> Exercise objective
Copy every line of the data in which the word "still" occurs.

> Entries shown

+ + +

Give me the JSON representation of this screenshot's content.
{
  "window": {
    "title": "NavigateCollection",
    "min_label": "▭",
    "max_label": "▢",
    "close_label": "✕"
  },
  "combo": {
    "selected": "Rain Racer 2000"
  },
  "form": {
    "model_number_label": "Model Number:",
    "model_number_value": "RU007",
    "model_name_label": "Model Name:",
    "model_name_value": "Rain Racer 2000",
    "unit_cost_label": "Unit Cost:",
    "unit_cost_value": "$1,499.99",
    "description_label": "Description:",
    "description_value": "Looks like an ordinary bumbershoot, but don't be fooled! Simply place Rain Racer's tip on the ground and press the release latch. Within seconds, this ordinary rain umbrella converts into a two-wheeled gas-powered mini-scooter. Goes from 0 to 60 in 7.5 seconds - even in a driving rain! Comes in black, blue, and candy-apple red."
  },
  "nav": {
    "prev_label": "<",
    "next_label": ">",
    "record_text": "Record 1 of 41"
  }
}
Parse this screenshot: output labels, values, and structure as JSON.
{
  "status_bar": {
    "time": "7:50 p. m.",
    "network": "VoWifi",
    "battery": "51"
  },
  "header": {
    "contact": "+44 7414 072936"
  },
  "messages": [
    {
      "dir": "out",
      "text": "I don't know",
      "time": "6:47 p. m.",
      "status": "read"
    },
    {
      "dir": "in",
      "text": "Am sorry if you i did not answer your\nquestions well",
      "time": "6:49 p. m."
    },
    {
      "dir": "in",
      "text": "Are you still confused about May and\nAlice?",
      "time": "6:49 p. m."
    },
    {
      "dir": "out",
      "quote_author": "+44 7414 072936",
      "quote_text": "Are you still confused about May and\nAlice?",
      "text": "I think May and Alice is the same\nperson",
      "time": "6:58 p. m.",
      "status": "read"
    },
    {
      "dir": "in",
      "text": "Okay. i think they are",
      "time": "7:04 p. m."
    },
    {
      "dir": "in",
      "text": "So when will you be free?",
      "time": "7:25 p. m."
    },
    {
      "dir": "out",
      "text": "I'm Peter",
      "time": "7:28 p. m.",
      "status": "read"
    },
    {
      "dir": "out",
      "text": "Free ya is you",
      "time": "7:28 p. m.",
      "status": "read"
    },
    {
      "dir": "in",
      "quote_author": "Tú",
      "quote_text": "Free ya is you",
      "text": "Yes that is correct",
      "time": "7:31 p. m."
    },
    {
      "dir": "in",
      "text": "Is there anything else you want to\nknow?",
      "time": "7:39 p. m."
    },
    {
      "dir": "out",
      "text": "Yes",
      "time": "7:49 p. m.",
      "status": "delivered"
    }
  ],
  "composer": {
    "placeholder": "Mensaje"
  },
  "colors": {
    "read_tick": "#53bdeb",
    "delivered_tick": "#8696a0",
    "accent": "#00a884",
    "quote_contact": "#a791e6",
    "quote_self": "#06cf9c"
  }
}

+ + +

> Exercise output
      "text": "Are you still confused about May and\nAlice?",
      "quote_text": "Are you still confused about May and\nAlice?",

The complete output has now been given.